Exercise materials:
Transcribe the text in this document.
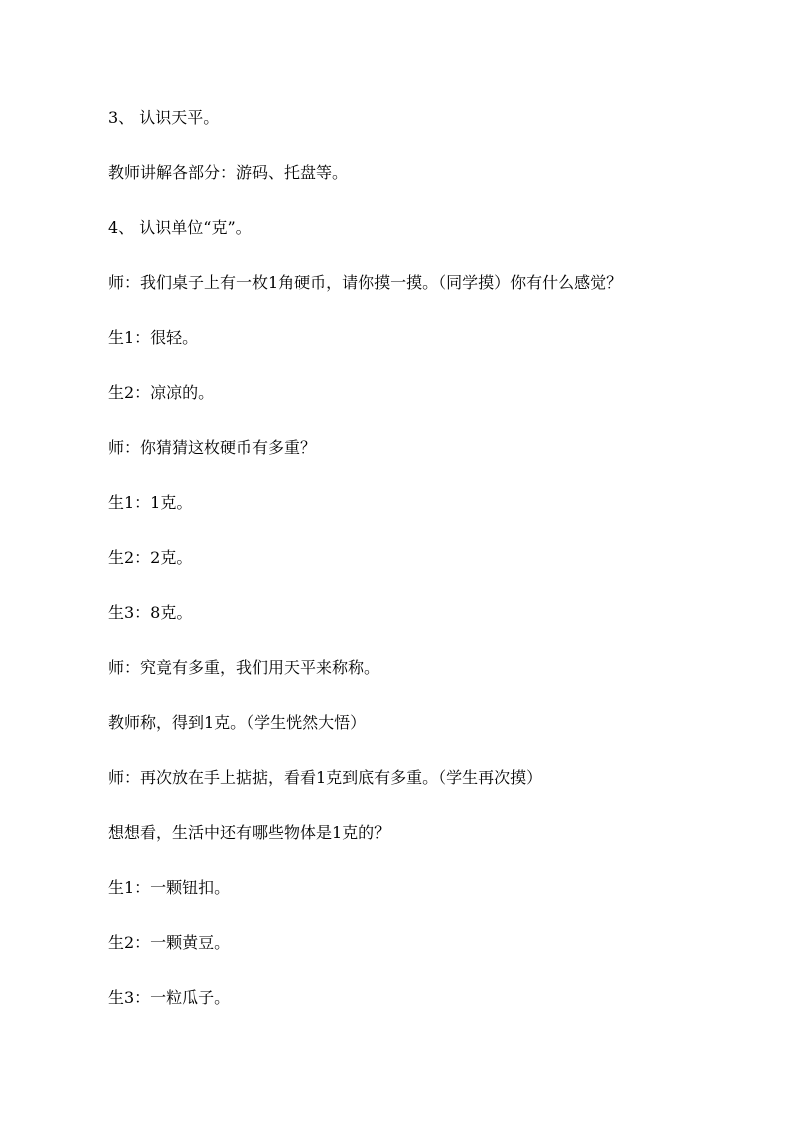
3、 认识天平。
教师讲解各部分：游码、托盘等。
4、 认识单位“克”。
师：我们桌子上有一枚1角硬币，请你摸一摸。（同学摸）你有什么感觉？
生1：很轻。
生2：凉凉的。
师：你猜猜这枚硬币有多重？
生1：1克。
生2：2克。
生3：8克。
师：究竟有多重，我们用天平来称称。
教师称，得到1克。（学生恍然大悟）
师：再次放在手上掂掂，看看1克到底有多重。（学生再次摸）
想想看，生活中还有哪些物体是1克的？
生1：一颗钮扣。
生2：一颗黄豆。
生3：一粒瓜子。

Exercise aim: None of the pictures should appear; repeat the records exactly otherwise.

Full response:
Transcribe the text in this document.
3、 认识天平。
教师讲解各部分：游码、托盘等。
4、 认识单位“克”。
师：我们桌子上有一枚1角硬币，请你摸一摸。（同学摸）你有什么感觉？
生1：很轻。
生2：凉凉的。
师：你猜猜这枚硬币有多重？
生1：1克。
生2：2克。
生3：8克。
师：究竟有多重，我们用天平来称称。
教师称，得到1克。（学生恍然大悟）
师：再次放在手上掂掂，看看1克到底有多重。（学生再次摸）
想想看，生活中还有哪些物体是1克的？
生1：一颗钮扣。
生2：一颗黄豆。
生3：一粒瓜子。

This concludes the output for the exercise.